## Data excerpts:
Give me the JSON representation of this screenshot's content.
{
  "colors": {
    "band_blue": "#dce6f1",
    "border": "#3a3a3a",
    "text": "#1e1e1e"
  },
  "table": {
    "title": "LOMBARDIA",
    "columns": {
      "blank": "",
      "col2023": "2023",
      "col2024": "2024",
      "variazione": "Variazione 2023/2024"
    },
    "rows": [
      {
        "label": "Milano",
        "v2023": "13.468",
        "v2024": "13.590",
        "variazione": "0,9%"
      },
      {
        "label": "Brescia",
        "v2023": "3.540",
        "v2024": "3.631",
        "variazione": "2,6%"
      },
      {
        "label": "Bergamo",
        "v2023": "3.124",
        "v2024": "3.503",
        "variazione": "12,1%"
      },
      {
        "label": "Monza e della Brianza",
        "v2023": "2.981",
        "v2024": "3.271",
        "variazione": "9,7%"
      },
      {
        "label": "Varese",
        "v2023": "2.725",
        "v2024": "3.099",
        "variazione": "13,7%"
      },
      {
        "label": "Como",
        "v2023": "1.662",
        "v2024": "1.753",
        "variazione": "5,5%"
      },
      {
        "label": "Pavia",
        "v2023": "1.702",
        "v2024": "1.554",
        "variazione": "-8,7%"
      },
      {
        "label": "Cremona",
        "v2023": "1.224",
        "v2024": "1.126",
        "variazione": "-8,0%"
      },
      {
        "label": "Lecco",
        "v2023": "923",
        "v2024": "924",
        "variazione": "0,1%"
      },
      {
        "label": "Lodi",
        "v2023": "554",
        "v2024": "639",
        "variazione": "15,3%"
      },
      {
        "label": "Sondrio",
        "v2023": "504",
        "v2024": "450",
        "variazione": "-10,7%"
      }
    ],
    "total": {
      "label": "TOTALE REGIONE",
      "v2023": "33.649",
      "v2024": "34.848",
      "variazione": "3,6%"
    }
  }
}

## What to produce:
Which lines contain "label"? Show each of them.

## The output:
        "label": "Milano",
        "label": "Brescia",
        "label": "Bergamo",
        "label": "Monza e della Brianza",
        "label": "Varese",
        "label": "Como",
        "label": "Pavia",
        "label": "Cremona",
        "label": "Lecco",
        "label": "Lodi",
        "label": "Sondrio",
      "label": "TOTALE REGIONE",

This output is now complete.